**PROMPT:**
Only the number is wanted: how many lines of the data contain "account"?

**SUPPLIED RECORDS:**
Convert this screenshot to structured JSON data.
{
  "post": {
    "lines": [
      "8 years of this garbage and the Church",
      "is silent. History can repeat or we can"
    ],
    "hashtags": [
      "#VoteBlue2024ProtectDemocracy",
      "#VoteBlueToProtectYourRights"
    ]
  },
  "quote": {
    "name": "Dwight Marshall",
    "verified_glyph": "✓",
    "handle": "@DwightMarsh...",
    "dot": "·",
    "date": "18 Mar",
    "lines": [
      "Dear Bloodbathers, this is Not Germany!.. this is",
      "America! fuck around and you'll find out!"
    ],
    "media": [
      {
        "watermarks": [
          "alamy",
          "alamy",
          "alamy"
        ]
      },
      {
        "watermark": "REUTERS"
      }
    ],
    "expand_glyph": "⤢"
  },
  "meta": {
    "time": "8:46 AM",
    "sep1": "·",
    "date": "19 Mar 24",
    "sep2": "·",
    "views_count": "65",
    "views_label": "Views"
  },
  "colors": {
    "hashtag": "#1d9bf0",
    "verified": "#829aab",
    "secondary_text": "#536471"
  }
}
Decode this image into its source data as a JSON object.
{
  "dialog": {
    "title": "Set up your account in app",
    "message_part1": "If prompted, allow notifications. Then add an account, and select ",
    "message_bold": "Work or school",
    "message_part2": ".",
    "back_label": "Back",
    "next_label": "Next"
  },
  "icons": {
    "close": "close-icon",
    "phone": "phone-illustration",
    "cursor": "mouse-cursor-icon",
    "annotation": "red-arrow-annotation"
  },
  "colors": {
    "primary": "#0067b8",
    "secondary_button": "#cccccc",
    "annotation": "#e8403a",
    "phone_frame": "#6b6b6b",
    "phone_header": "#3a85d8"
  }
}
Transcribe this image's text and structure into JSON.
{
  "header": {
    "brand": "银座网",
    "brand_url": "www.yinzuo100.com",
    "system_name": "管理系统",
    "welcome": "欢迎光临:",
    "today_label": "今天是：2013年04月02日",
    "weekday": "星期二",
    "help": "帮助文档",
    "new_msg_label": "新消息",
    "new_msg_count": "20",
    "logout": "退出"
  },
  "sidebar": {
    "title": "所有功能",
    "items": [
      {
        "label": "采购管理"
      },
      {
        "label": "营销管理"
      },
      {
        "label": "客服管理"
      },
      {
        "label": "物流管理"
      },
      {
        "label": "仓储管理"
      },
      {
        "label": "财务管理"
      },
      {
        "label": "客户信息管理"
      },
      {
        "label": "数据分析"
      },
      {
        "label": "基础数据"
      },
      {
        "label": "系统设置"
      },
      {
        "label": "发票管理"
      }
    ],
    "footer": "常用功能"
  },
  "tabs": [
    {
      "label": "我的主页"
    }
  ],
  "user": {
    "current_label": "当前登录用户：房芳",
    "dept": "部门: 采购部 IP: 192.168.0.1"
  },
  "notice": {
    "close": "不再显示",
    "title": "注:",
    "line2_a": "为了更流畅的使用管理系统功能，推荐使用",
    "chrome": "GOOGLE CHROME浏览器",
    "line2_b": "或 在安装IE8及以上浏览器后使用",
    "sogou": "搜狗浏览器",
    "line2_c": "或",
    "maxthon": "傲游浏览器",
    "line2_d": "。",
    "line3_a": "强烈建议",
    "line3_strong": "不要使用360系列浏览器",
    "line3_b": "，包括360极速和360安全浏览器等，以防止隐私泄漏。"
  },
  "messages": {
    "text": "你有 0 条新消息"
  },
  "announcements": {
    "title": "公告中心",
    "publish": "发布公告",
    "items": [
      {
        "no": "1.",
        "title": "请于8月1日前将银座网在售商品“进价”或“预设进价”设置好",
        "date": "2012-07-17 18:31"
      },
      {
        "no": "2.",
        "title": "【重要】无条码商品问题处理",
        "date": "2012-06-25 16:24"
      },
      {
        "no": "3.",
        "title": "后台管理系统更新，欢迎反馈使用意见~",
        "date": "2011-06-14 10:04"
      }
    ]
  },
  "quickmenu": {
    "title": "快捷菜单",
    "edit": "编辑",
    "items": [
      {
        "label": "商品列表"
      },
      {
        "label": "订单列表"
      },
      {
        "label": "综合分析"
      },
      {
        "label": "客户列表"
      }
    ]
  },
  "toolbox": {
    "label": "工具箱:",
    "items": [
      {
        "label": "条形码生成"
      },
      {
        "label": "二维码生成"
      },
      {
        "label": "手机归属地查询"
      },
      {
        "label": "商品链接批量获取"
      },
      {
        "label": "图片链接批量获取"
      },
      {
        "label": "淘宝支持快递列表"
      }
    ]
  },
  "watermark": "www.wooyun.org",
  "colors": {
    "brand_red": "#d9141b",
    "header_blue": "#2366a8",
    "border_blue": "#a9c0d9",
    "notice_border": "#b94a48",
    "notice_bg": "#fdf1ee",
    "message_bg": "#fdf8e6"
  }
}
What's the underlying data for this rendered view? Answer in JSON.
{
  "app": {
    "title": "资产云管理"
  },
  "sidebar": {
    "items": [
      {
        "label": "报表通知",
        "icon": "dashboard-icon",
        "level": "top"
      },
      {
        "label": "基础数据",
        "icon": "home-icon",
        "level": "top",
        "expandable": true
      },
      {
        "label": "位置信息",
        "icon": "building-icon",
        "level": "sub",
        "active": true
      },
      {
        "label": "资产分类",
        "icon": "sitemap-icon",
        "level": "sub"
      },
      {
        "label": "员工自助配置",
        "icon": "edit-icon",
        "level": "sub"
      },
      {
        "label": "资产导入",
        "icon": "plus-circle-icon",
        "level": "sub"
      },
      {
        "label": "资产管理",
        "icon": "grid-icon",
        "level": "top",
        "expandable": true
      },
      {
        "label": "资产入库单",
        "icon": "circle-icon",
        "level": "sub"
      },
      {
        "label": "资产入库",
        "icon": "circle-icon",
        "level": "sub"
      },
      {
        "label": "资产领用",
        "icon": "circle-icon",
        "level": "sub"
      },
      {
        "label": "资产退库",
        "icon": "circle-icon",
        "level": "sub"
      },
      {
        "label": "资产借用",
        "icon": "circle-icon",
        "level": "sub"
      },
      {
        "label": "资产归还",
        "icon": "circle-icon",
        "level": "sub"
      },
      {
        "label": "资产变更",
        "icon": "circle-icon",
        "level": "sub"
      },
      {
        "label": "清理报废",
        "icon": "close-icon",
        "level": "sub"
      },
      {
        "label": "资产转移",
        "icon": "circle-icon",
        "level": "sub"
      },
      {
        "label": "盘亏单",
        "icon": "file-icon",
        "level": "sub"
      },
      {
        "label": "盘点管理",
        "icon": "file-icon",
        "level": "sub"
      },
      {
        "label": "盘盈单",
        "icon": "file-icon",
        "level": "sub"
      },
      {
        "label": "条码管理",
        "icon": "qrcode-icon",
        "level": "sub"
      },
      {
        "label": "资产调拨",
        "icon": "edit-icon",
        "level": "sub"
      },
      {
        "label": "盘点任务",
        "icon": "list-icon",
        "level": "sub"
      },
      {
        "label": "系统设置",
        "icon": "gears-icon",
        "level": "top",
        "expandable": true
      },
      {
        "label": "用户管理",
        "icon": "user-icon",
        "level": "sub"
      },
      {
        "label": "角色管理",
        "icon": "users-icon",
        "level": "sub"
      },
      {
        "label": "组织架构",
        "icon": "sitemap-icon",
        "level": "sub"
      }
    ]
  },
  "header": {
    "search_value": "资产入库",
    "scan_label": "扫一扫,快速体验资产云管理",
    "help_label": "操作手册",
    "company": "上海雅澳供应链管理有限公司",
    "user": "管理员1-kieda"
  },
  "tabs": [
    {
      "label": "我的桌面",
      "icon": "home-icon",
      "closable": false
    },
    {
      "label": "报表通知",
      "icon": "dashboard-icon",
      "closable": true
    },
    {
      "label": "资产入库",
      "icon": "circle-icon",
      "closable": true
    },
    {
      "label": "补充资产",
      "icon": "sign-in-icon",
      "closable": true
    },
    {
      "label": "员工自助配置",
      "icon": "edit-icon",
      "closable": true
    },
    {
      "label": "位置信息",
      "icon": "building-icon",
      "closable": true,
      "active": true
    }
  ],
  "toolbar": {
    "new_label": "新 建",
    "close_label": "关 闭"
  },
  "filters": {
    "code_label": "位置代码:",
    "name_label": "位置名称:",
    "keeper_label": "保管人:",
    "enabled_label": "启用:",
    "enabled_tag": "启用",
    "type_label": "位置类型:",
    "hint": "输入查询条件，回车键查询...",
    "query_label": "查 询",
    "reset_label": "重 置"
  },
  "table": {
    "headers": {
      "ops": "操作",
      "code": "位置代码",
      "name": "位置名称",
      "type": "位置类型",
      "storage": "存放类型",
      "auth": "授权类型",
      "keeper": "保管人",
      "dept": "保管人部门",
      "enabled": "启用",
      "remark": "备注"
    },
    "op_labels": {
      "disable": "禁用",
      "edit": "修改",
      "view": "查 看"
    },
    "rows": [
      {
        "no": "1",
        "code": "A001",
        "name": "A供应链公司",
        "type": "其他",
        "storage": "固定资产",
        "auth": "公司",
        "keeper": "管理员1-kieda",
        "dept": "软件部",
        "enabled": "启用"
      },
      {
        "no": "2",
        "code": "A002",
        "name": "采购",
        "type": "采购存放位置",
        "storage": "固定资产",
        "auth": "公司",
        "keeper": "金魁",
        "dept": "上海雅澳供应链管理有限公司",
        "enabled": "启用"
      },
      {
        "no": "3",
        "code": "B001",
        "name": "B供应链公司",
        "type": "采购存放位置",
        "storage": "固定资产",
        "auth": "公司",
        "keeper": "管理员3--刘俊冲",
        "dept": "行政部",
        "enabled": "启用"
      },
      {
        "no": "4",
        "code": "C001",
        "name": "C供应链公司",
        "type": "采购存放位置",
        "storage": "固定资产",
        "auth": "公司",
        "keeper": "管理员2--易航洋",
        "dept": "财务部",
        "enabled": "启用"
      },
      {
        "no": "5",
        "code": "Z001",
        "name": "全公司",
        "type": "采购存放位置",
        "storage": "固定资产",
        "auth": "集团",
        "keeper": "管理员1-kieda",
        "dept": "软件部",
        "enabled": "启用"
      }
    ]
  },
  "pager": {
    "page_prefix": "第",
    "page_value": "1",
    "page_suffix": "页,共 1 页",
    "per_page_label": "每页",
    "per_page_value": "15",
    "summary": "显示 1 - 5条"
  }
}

**RESULT FOR THIS EXERCISE:**
2